**Written task:**
Pictures aside, repeat every entry exactly.

:: Records for processing ::

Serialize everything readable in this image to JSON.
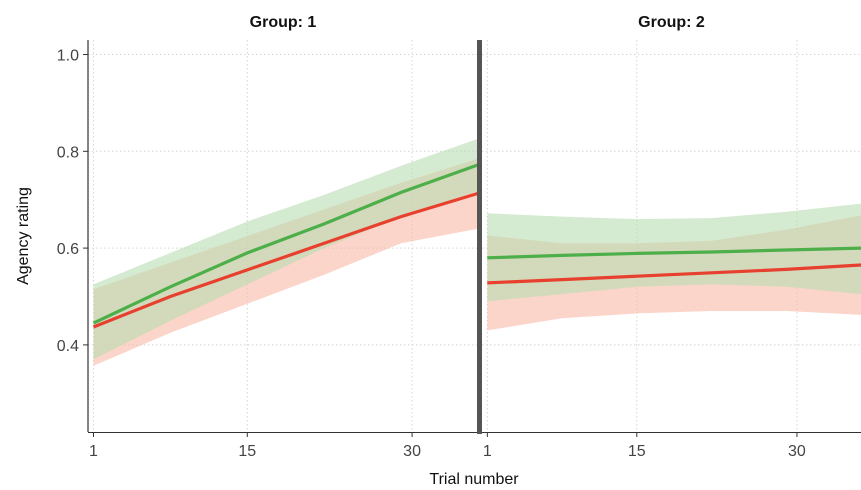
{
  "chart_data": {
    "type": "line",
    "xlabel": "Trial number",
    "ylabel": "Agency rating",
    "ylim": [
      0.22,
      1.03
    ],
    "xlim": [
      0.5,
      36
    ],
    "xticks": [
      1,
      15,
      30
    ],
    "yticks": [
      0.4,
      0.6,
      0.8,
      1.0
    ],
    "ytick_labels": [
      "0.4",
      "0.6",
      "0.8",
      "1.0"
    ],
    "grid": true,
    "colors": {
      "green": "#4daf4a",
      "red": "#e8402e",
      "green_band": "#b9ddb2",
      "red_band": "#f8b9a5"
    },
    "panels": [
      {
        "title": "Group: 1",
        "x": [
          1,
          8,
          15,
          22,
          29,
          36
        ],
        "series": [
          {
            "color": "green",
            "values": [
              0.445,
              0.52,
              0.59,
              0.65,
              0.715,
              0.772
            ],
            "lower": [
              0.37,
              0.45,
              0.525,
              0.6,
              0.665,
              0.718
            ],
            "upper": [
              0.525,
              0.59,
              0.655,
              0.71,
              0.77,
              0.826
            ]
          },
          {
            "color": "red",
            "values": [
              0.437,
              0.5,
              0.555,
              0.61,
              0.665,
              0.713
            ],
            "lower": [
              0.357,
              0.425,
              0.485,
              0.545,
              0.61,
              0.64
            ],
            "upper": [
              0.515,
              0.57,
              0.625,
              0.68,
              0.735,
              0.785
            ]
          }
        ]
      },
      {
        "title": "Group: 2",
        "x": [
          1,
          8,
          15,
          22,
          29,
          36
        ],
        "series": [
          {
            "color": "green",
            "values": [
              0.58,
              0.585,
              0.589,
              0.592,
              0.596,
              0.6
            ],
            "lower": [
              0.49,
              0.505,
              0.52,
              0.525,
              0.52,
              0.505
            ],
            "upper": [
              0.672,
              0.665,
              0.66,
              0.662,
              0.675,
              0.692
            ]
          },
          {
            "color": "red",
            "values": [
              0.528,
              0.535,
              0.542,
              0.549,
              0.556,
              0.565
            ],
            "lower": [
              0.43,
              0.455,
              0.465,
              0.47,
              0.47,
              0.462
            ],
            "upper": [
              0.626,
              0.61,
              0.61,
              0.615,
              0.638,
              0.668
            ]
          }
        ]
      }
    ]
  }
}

:::

**Response to this exercise:**
Serialize everything readable in this image to JSON.
{
  "chart_data": {
    "type": "line",
    "xlabel": "Trial number",
    "ylabel": "Agency rating",
    "ylim": [
      0.22,
      1.03
    ],
    "xlim": [
      0.5,
      36
    ],
    "xticks": [
      1,
      15,
      30
    ],
    "yticks": [
      0.4,
      0.6,
      0.8,
      1.0
    ],
    "ytick_labels": [
      "0.4",
      "0.6",
      "0.8",
      "1.0"
    ],
    "grid": true,
    "colors": {
      "green": "#4daf4a",
      "red": "#e8402e",
      "green_band": "#b9ddb2",
      "red_band": "#f8b9a5"
    },
    "panels": [
      {
        "title": "Group: 1",
        "x": [
          1,
          8,
          15,
          22,
          29,
          36
        ],
        "series": [
          {
            "color": "green",
            "values": [
              0.445,
              0.52,
              0.59,
              0.65,
              0.715,
              0.772
            ],
            "lower": [
              0.37,
              0.45,
              0.525,
              0.6,
              0.665,
              0.718
            ],
            "upper": [
              0.525,
              0.59,
              0.655,
              0.71,
              0.77,
              0.826
            ]
          },
          {
            "color": "red",
            "values": [
              0.437,
              0.5,
              0.555,
              0.61,
              0.665,
              0.713
            ],
            "lower": [
              0.357,
              0.425,
              0.485,
              0.545,
              0.61,
              0.64
            ],
            "upper": [
              0.515,
              0.57,
              0.625,
              0.68,
              0.735,
              0.785
            ]
          }
        ]
      },
      {
        "title": "Group: 2",
        "x": [
          1,
          8,
          15,
          22,
          29,
          36
        ],
        "series": [
          {
            "color": "green",
            "values": [
              0.58,
              0.585,
              0.589,
              0.592,
              0.596,
              0.6
            ],
            "lower": [
              0.49,
              0.505,
              0.52,
              0.525,
              0.52,
              0.505
            ],
            "upper": [
              0.672,
              0.665,
              0.66,
              0.662,
              0.675,
              0.692
            ]
          },
          {
            "color": "red",
            "values": [
              0.528,
              0.535,
              0.542,
              0.549,
              0.556,
              0.565
            ],
            "lower": [
              0.43,
              0.455,
              0.465,
              0.47,
              0.47,
              0.462
            ],
            "upper": [
              0.626,
              0.61,
              0.61,
              0.615,
              0.638,
              0.668
            ]
          }
        ]
      }
    ]
  }
}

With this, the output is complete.